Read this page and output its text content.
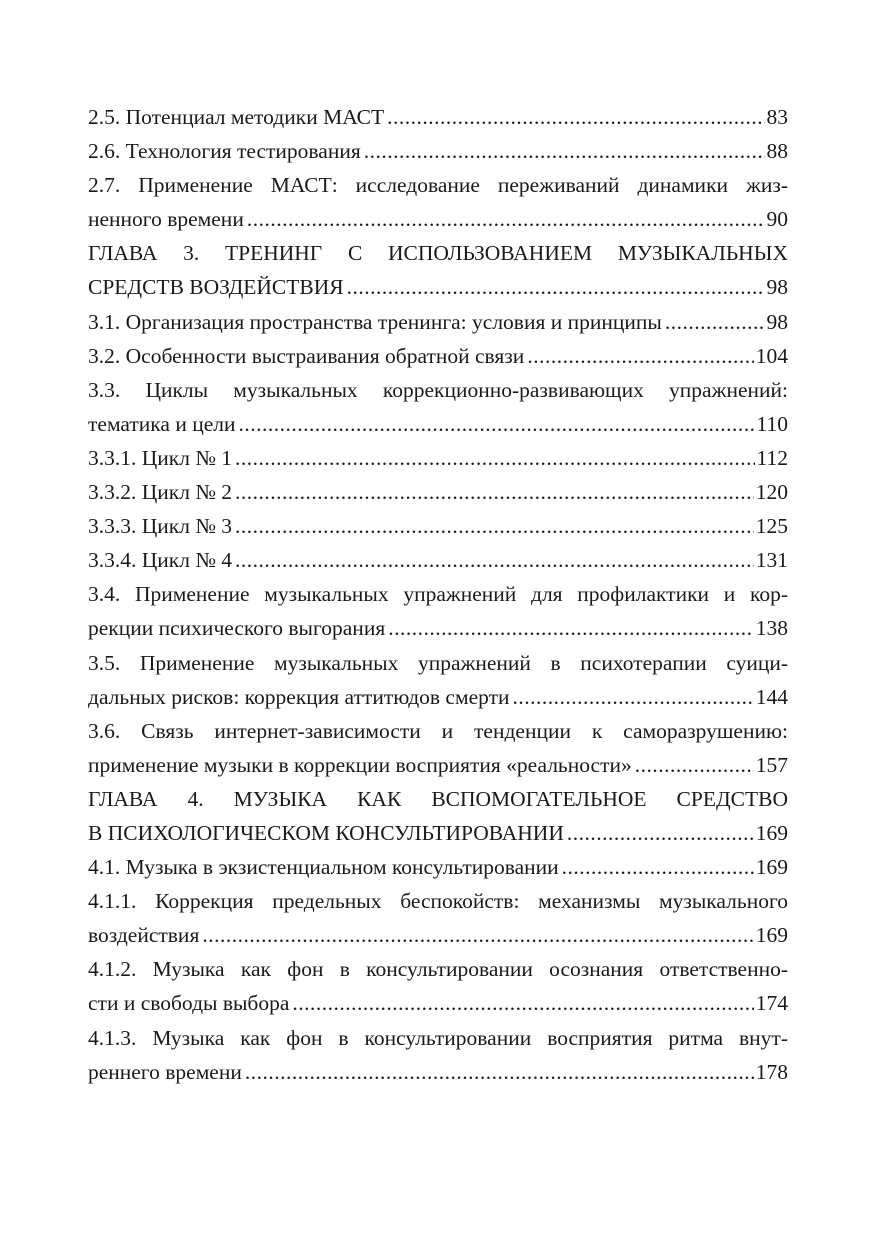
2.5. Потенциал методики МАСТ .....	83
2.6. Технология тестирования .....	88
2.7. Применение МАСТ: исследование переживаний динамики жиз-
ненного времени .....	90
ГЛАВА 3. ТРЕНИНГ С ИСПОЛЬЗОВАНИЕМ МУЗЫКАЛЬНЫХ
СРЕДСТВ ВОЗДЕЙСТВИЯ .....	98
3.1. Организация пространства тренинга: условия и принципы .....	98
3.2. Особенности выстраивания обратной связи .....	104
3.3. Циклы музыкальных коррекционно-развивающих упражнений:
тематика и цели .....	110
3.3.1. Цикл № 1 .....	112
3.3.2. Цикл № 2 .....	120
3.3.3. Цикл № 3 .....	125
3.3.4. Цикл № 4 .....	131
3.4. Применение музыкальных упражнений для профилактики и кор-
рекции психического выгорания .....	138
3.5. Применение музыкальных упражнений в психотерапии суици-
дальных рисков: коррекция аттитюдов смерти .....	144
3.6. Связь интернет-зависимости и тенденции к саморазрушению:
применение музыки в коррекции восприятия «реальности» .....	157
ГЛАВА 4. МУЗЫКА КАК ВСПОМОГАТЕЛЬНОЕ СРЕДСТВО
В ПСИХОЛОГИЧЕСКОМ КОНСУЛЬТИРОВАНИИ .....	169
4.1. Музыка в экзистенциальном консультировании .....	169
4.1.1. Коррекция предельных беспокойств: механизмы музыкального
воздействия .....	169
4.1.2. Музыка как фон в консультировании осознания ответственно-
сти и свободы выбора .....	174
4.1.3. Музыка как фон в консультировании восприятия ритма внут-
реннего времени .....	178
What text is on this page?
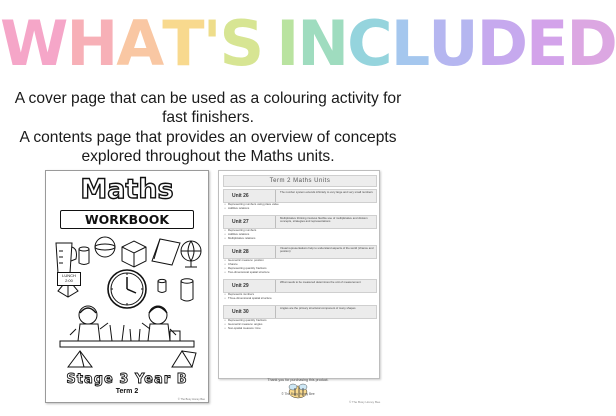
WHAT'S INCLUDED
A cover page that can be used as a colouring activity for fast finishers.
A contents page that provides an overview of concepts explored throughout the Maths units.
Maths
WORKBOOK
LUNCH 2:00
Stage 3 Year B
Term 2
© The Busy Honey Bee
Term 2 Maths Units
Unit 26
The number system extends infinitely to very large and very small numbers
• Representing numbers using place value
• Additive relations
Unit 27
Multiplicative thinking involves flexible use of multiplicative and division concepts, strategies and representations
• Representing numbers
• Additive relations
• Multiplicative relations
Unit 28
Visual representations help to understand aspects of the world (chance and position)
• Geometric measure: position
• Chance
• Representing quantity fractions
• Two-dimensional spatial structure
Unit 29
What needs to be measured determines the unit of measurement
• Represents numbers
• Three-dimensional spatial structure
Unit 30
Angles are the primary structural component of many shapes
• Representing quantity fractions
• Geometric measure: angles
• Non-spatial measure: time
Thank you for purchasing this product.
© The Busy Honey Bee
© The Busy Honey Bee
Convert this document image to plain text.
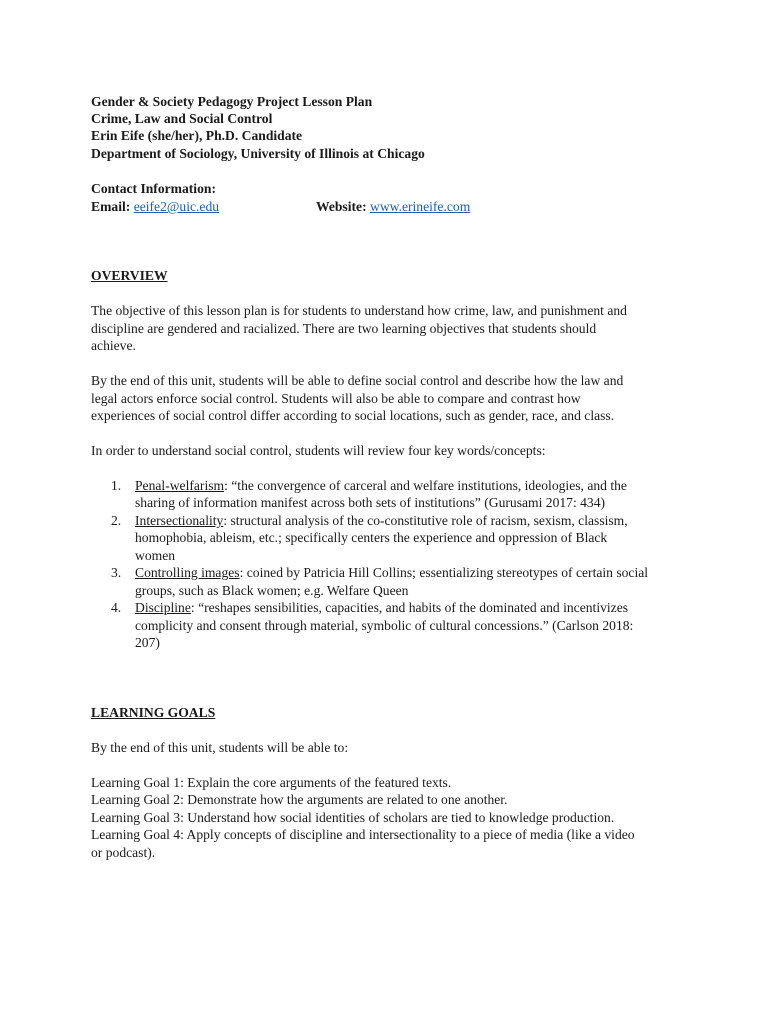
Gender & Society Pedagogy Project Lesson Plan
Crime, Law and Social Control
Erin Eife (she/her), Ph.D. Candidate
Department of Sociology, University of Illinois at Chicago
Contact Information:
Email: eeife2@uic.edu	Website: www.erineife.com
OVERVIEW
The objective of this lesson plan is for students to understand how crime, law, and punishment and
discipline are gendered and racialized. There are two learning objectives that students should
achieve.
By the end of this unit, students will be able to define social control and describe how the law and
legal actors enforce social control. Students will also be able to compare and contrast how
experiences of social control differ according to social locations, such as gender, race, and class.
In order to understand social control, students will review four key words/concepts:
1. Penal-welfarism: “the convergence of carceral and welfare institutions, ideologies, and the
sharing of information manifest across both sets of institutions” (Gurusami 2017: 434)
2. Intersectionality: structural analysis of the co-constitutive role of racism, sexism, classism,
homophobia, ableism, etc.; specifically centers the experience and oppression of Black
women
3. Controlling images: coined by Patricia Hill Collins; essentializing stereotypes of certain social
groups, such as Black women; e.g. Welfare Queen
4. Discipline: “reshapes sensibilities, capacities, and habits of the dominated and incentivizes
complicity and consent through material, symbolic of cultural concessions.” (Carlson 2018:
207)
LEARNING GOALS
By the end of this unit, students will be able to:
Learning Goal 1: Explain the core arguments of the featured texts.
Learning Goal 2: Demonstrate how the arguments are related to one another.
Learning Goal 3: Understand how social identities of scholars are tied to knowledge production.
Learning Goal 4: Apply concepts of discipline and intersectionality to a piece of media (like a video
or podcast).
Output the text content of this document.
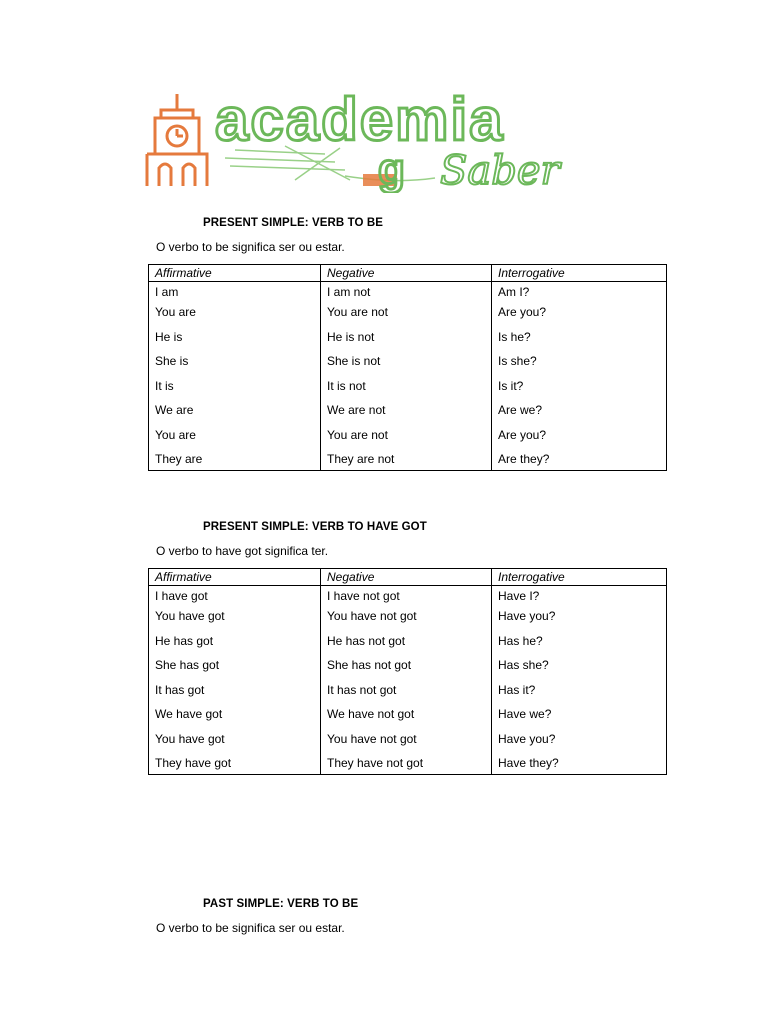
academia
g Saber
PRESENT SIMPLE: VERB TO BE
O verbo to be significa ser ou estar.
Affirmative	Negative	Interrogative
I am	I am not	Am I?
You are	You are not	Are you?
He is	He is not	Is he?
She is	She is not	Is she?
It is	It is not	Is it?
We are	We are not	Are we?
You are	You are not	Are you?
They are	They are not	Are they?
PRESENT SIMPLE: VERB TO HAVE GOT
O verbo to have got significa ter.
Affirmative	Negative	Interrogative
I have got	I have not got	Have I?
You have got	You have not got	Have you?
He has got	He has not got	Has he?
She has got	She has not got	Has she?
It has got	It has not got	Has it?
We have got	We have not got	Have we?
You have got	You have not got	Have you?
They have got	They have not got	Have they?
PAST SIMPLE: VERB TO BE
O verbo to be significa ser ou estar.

___

▶ **DIRECTIVE**:
Starting at the line that holds "Output the text content of this document.", copy each line exactly through the end of the listing, both ends included. Leave the pictures out.

▶ **EXERCISE ANSWER**:
Output the text content of this document.
academia
g Saber
PRESENT SIMPLE: VERB TO BE
O verbo to be significa ser ou estar.
Affirmative	Negative	Interrogative
I am	I am not	Am I?
You are	You are not	Are you?
He is	He is not	Is he?
She is	She is not	Is she?
It is	It is not	Is it?
We are	We are not	Are we?
You are	You are not	Are you?
They are	They are not	Are they?
PRESENT SIMPLE: VERB TO HAVE GOT
O verbo to have got significa ter.
Affirmative	Negative	Interrogative
I have got	I have not got	Have I?
You have got	You have not got	Have you?
He has got	He has not got	Has he?
She has got	She has not got	Has she?
It has got	It has not got	Has it?
We have got	We have not got	Have we?
You have got	You have not got	Have you?
They have got	They have not got	Have they?
PAST SIMPLE: VERB TO BE
O verbo to be significa ser ou estar.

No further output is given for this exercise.